Your objective:
Produce an exact copy of all the data below, dropping every image.

Raw data:

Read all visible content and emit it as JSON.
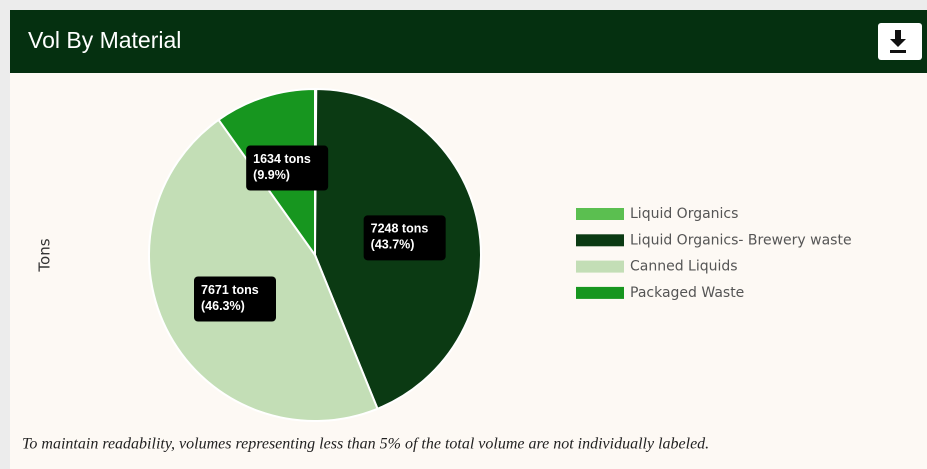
{
  "chart_data": {
    "type": "pie",
    "title": "Vol By Material",
    "y_label": "Tons",
    "categories": [
      "Liquid Organics",
      "Liquid Organics- Brewery waste",
      "Canned Liquids",
      "Packaged Waste"
    ],
    "values": [
      20,
      7248,
      7671,
      1634
    ],
    "value_labels": [
      null,
      "7248 tons",
      "7671 tons",
      "1634 tons"
    ],
    "percent_labels": [
      null,
      "(43.7%)",
      "(46.3%)",
      "(9.9%)"
    ],
    "colors": [
      "#5bbf50",
      "#0b3a13",
      "#c3deb6",
      "#17961f"
    ],
    "legend": "right",
    "note": "To maintain readability, volumes representing less than 5% of the total volume are not individually labeled."
  }
}
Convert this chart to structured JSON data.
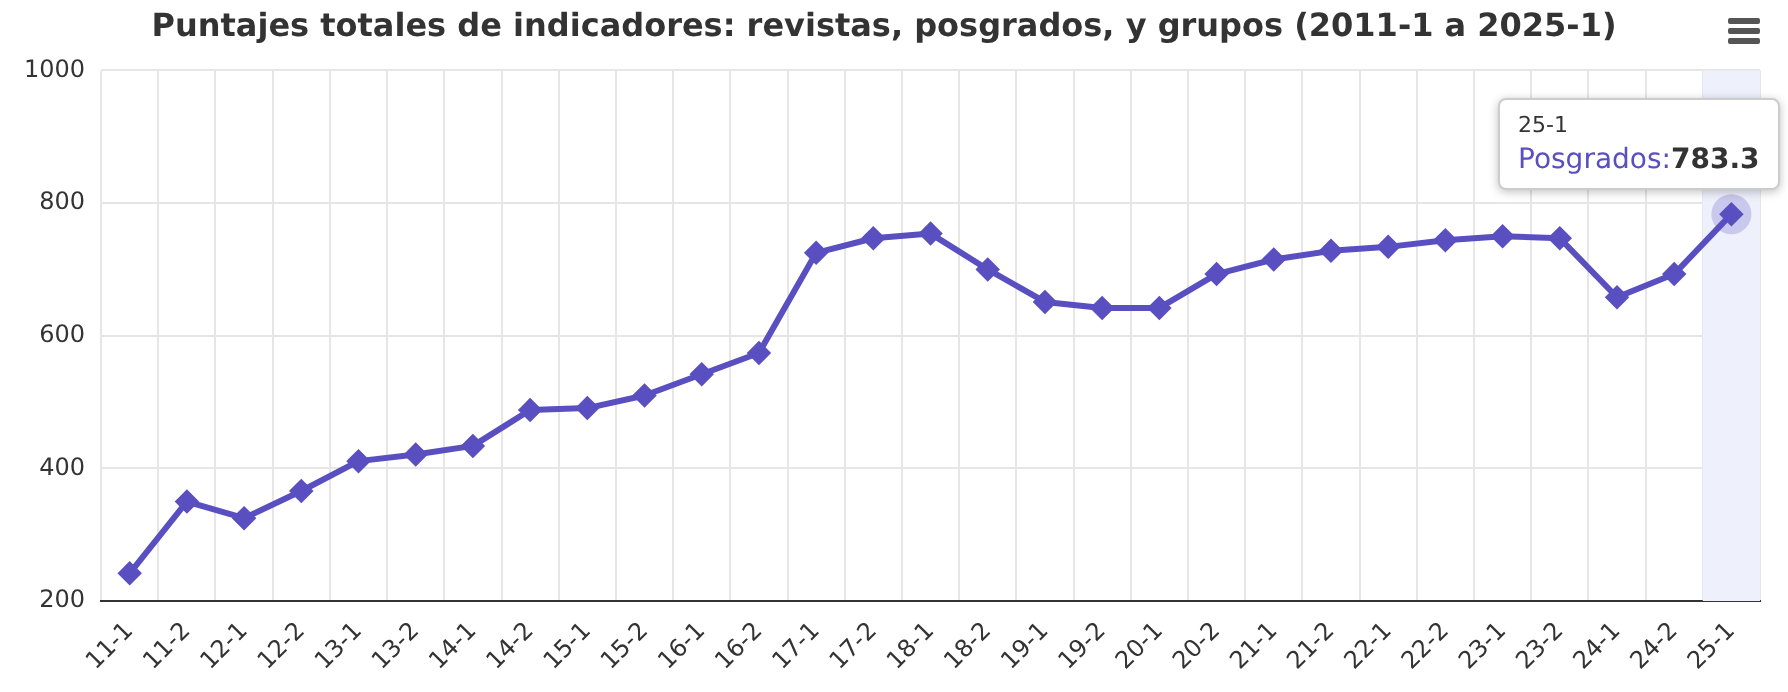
{
  "chart_data": {
    "type": "line",
    "title": "Puntajes totales de indicadores: revistas, posgrados, y grupos (2011-1 a 2025-1)",
    "categories": [
      "11-1",
      "11-2",
      "12-1",
      "12-2",
      "13-1",
      "13-2",
      "14-1",
      "14-2",
      "15-1",
      "15-2",
      "16-1",
      "16-2",
      "17-1",
      "17-2",
      "18-1",
      "18-2",
      "19-1",
      "19-2",
      "20-1",
      "20-2",
      "21-1",
      "21-2",
      "22-1",
      "22-2",
      "23-1",
      "23-2",
      "24-1",
      "24-2",
      "25-1"
    ],
    "series": [
      {
        "name": "Posgrados:",
        "color": "#5a4fc0",
        "values": [
          242,
          350,
          325,
          366,
          411,
          421,
          434,
          488,
          491,
          510,
          542,
          574,
          725,
          747,
          754,
          700,
          651,
          642,
          642,
          693,
          715,
          728,
          734,
          744,
          750,
          747,
          658,
          693,
          783.3
        ],
        "value_labels": [
          null,
          null,
          null,
          null,
          null,
          null,
          null,
          null,
          null,
          null,
          null,
          null,
          null,
          null,
          null,
          null,
          null,
          null,
          null,
          null,
          null,
          null,
          null,
          null,
          null,
          null,
          null,
          null,
          "783.3"
        ]
      }
    ],
    "ylim": [
      200,
      1000
    ],
    "yticks": [
      200,
      400,
      600,
      800,
      1000
    ],
    "grid": true,
    "legend": false,
    "marker": "diamond",
    "line_style": "solid",
    "bands": [
      {
        "axis": "x",
        "from": "25-1",
        "to": "25-1",
        "color": "#eef0fc"
      }
    ],
    "annotations": [
      "25-1"
    ]
  }
}
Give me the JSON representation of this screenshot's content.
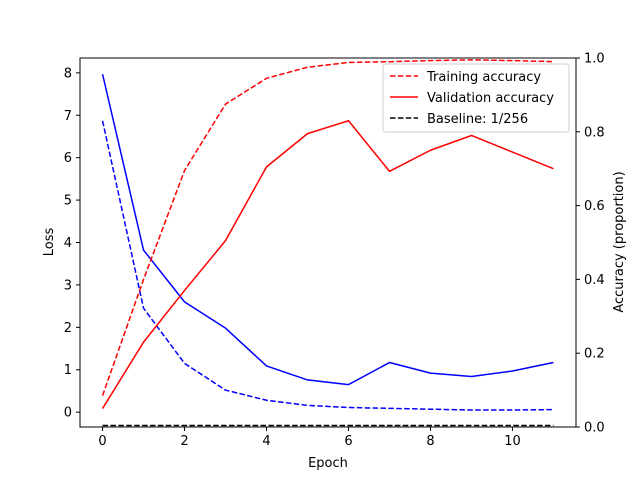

Solution:
Read all visible content and emit it as JSON.
{
  "chart_data": {
    "type": "pie",
    "title": "Vol By Material",
    "y_label": "Tons",
    "categories": [
      "Liquid Organics",
      "Liquid Organics- Brewery waste",
      "Canned Liquids",
      "Packaged Waste"
    ],
    "values": [
      20,
      7248,
      7671,
      1634
    ],
    "value_labels": [
      null,
      "7248 tons",
      "7671 tons",
      "1634 tons"
    ],
    "percent_labels": [
      null,
      "(43.7%)",
      "(46.3%)",
      "(9.9%)"
    ],
    "colors": [
      "#5bbf50",
      "#0b3a13",
      "#c3deb6",
      "#17961f"
    ],
    "legend": "right",
    "note": "To maintain readability, volumes representing less than 5% of the total volume are not individually labeled."
  }
}
Convert this chart to structured JSON data.
{
  "chart_data": {
    "type": "line",
    "title": "Puntajes totales de indicadores: revistas, posgrados, y grupos (2011-1 a 2025-1)",
    "categories": [
      "11-1",
      "11-2",
      "12-1",
      "12-2",
      "13-1",
      "13-2",
      "14-1",
      "14-2",
      "15-1",
      "15-2",
      "16-1",
      "16-2",
      "17-1",
      "17-2",
      "18-1",
      "18-2",
      "19-1",
      "19-2",
      "20-1",
      "20-2",
      "21-1",
      "21-2",
      "22-1",
      "22-2",
      "23-1",
      "23-2",
      "24-1",
      "24-2",
      "25-1"
    ],
    "series": [
      {
        "name": "Posgrados:",
        "color": "#5a4fc0",
        "values": [
          242,
          350,
          325,
          366,
          411,
          421,
          434,
          488,
          491,
          510,
          542,
          574,
          725,
          747,
          754,
          700,
          651,
          642,
          642,
          693,
          715,
          728,
          734,
          744,
          750,
          747,
          658,
          693,
          783.3
        ],
        "value_labels": [
          null,
          null,
          null,
          null,
          null,
          null,
          null,
          null,
          null,
          null,
          null,
          null,
          null,
          null,
          null,
          null,
          null,
          null,
          null,
          null,
          null,
          null,
          null,
          null,
          null,
          null,
          null,
          null,
          "783.3"
        ]
      }
    ],
    "ylim": [
      200,
      1000
    ],
    "yticks": [
      200,
      400,
      600,
      800,
      1000
    ],
    "grid": true,
    "legend": false,
    "marker": "diamond",
    "line_style": "solid",
    "bands": [
      {
        "axis": "x",
        "from": "25-1",
        "to": "25-1",
        "color": "#eef0fc"
      }
    ],
    "annotations": [
      "25-1"
    ]
  }
}
Give me the JSON representation of this screenshot's content.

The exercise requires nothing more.